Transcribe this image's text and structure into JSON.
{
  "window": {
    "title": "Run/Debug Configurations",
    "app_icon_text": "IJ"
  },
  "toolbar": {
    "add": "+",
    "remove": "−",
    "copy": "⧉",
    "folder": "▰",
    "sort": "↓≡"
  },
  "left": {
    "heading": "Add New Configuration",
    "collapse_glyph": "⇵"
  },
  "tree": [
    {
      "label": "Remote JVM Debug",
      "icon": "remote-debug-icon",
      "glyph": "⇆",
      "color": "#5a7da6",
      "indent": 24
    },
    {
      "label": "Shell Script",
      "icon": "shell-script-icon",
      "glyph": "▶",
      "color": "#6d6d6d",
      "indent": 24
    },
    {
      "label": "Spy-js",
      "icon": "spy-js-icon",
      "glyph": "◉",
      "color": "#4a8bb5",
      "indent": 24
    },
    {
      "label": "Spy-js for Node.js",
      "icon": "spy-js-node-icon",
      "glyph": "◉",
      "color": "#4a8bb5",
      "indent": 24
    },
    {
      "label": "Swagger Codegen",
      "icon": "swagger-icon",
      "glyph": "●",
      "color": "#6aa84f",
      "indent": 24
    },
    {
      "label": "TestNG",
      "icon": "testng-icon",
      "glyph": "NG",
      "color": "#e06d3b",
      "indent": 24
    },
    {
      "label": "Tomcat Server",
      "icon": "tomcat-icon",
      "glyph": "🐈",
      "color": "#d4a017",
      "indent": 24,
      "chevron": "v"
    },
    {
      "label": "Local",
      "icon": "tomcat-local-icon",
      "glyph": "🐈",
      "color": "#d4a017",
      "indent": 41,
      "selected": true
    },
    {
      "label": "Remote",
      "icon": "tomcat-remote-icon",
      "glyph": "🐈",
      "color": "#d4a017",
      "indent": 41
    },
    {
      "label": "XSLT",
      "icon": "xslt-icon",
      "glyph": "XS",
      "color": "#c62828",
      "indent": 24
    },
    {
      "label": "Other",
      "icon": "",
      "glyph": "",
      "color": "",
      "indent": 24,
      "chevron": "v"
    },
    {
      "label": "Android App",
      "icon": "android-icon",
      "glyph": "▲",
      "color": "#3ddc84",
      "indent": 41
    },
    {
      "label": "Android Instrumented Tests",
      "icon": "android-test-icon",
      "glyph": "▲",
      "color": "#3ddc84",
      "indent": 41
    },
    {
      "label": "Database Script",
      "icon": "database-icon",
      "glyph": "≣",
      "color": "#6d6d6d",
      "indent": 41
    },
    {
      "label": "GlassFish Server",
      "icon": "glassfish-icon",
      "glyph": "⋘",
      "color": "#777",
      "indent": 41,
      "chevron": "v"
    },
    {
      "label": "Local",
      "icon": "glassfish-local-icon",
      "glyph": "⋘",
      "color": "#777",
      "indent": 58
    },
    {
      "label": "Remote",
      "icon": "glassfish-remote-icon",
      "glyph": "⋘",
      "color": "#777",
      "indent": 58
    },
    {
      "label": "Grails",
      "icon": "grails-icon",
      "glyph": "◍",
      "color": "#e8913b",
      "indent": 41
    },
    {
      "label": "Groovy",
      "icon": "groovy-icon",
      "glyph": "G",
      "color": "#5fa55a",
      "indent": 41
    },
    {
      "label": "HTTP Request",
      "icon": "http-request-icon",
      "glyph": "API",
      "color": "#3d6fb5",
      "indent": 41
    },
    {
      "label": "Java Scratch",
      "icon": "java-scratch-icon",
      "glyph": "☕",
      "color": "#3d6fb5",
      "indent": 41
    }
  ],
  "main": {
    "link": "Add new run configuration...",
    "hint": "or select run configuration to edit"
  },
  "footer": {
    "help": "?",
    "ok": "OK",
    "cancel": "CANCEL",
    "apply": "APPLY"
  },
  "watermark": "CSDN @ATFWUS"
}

> GIVEN PROBLEM
Reproduce every record, matching each line exactly.

> FINISHED ANSWER
Transcribe this image's text and structure into JSON.
{
  "window": {
    "title": "Run/Debug Configurations",
    "app_icon_text": "IJ"
  },
  "toolbar": {
    "add": "+",
    "remove": "−",
    "copy": "⧉",
    "folder": "▰",
    "sort": "↓≡"
  },
  "left": {
    "heading": "Add New Configuration",
    "collapse_glyph": "⇵"
  },
  "tree": [
    {
      "label": "Remote JVM Debug",
      "icon": "remote-debug-icon",
      "glyph": "⇆",
      "color": "#5a7da6",
      "indent": 24
    },
    {
      "label": "Shell Script",
      "icon": "shell-script-icon",
      "glyph": "▶",
      "color": "#6d6d6d",
      "indent": 24
    },
    {
      "label": "Spy-js",
      "icon": "spy-js-icon",
      "glyph": "◉",
      "color": "#4a8bb5",
      "indent": 24
    },
    {
      "label": "Spy-js for Node.js",
      "icon": "spy-js-node-icon",
      "glyph": "◉",
      "color": "#4a8bb5",
      "indent": 24
    },
    {
      "label": "Swagger Codegen",
      "icon": "swagger-icon",
      "glyph": "●",
      "color": "#6aa84f",
      "indent": 24
    },
    {
      "label": "TestNG",
      "icon": "testng-icon",
      "glyph": "NG",
      "color": "#e06d3b",
      "indent": 24
    },
    {
      "label": "Tomcat Server",
      "icon": "tomcat-icon",
      "glyph": "🐈",
      "color": "#d4a017",
      "indent": 24,
      "chevron": "v"
    },
    {
      "label": "Local",
      "icon": "tomcat-local-icon",
      "glyph": "🐈",
      "color": "#d4a017",
      "indent": 41,
      "selected": true
    },
    {
      "label": "Remote",
      "icon": "tomcat-remote-icon",
      "glyph": "🐈",
      "color": "#d4a017",
      "indent": 41
    },
    {
      "label": "XSLT",
      "icon": "xslt-icon",
      "glyph": "XS",
      "color": "#c62828",
      "indent": 24
    },
    {
      "label": "Other",
      "icon": "",
      "glyph": "",
      "color": "",
      "indent": 24,
      "chevron": "v"
    },
    {
      "label": "Android App",
      "icon": "android-icon",
      "glyph": "▲",
      "color": "#3ddc84",
      "indent": 41
    },
    {
      "label": "Android Instrumented Tests",
      "icon": "android-test-icon",
      "glyph": "▲",
      "color": "#3ddc84",
      "indent": 41
    },
    {
      "label": "Database Script",
      "icon": "database-icon",
      "glyph": "≣",
      "color": "#6d6d6d",
      "indent": 41
    },
    {
      "label": "GlassFish Server",
      "icon": "glassfish-icon",
      "glyph": "⋘",
      "color": "#777",
      "indent": 41,
      "chevron": "v"
    },
    {
      "label": "Local",
      "icon": "glassfish-local-icon",
      "glyph": "⋘",
      "color": "#777",
      "indent": 58
    },
    {
      "label": "Remote",
      "icon": "glassfish-remote-icon",
      "glyph": "⋘",
      "color": "#777",
      "indent": 58
    },
    {
      "label": "Grails",
      "icon": "grails-icon",
      "glyph": "◍",
      "color": "#e8913b",
      "indent": 41
    },
    {
      "label": "Groovy",
      "icon": "groovy-icon",
      "glyph": "G",
      "color": "#5fa55a",
      "indent": 41
    },
    {
      "label": "HTTP Request",
      "icon": "http-request-icon",
      "glyph": "API",
      "color": "#3d6fb5",
      "indent": 41
    },
    {
      "label": "Java Scratch",
      "icon": "java-scratch-icon",
      "glyph": "☕",
      "color": "#3d6fb5",
      "indent": 41
    }
  ],
  "main": {
    "link": "Add new run configuration...",
    "hint": "or select run configuration to edit"
  },
  "footer": {
    "help": "?",
    "ok": "OK",
    "cancel": "CANCEL",
    "apply": "APPLY"
  },
  "watermark": "CSDN @ATFWUS"
}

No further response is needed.